(Dataset items)
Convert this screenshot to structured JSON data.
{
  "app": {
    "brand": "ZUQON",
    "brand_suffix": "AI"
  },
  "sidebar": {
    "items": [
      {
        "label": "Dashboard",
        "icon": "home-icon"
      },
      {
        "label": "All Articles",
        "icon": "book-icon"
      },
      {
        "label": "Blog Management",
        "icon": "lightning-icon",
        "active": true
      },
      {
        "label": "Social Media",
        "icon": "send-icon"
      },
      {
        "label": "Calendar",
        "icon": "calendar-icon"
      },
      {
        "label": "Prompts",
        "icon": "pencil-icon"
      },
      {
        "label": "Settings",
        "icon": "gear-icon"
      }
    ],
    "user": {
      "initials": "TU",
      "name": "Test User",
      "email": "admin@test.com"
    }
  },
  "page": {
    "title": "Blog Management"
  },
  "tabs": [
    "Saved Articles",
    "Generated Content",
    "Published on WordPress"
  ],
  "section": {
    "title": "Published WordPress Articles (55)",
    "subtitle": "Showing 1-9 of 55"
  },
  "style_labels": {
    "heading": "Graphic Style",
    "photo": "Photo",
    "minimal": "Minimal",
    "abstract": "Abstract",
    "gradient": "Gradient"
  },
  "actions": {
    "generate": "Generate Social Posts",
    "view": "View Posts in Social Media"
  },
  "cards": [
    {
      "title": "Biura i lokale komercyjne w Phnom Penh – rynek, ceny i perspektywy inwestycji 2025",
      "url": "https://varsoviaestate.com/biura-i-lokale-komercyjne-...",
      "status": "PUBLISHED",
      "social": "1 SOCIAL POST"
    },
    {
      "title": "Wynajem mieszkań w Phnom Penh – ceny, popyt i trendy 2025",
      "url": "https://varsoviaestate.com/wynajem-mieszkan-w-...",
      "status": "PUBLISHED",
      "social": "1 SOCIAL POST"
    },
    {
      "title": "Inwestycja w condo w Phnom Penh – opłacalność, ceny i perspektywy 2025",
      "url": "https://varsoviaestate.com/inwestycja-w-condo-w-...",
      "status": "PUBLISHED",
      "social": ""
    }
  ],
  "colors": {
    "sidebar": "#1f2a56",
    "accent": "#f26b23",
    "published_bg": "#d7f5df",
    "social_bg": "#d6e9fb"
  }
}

:: REQUEST ::
Could you transcribe the records in full, exactly?

:: FULL RESPONSE ::
Convert this screenshot to structured JSON data.
{
  "app": {
    "brand": "ZUQON",
    "brand_suffix": "AI"
  },
  "sidebar": {
    "items": [
      {
        "label": "Dashboard",
        "icon": "home-icon"
      },
      {
        "label": "All Articles",
        "icon": "book-icon"
      },
      {
        "label": "Blog Management",
        "icon": "lightning-icon",
        "active": true
      },
      {
        "label": "Social Media",
        "icon": "send-icon"
      },
      {
        "label": "Calendar",
        "icon": "calendar-icon"
      },
      {
        "label": "Prompts",
        "icon": "pencil-icon"
      },
      {
        "label": "Settings",
        "icon": "gear-icon"
      }
    ],
    "user": {
      "initials": "TU",
      "name": "Test User",
      "email": "admin@test.com"
    }
  },
  "page": {
    "title": "Blog Management"
  },
  "tabs": [
    "Saved Articles",
    "Generated Content",
    "Published on WordPress"
  ],
  "section": {
    "title": "Published WordPress Articles (55)",
    "subtitle": "Showing 1-9 of 55"
  },
  "style_labels": {
    "heading": "Graphic Style",
    "photo": "Photo",
    "minimal": "Minimal",
    "abstract": "Abstract",
    "gradient": "Gradient"
  },
  "actions": {
    "generate": "Generate Social Posts",
    "view": "View Posts in Social Media"
  },
  "cards": [
    {
      "title": "Biura i lokale komercyjne w Phnom Penh – rynek, ceny i perspektywy inwestycji 2025",
      "url": "https://varsoviaestate.com/biura-i-lokale-komercyjne-...",
      "status": "PUBLISHED",
      "social": "1 SOCIAL POST"
    },
    {
      "title": "Wynajem mieszkań w Phnom Penh – ceny, popyt i trendy 2025",
      "url": "https://varsoviaestate.com/wynajem-mieszkan-w-...",
      "status": "PUBLISHED",
      "social": "1 SOCIAL POST"
    },
    {
      "title": "Inwestycja w condo w Phnom Penh – opłacalność, ceny i perspektywy 2025",
      "url": "https://varsoviaestate.com/inwestycja-w-condo-w-...",
      "status": "PUBLISHED",
      "social": ""
    }
  ],
  "colors": {
    "sidebar": "#1f2a56",
    "accent": "#f26b23",
    "published_bg": "#d7f5df",
    "social_bg": "#d6e9fb"
  }
}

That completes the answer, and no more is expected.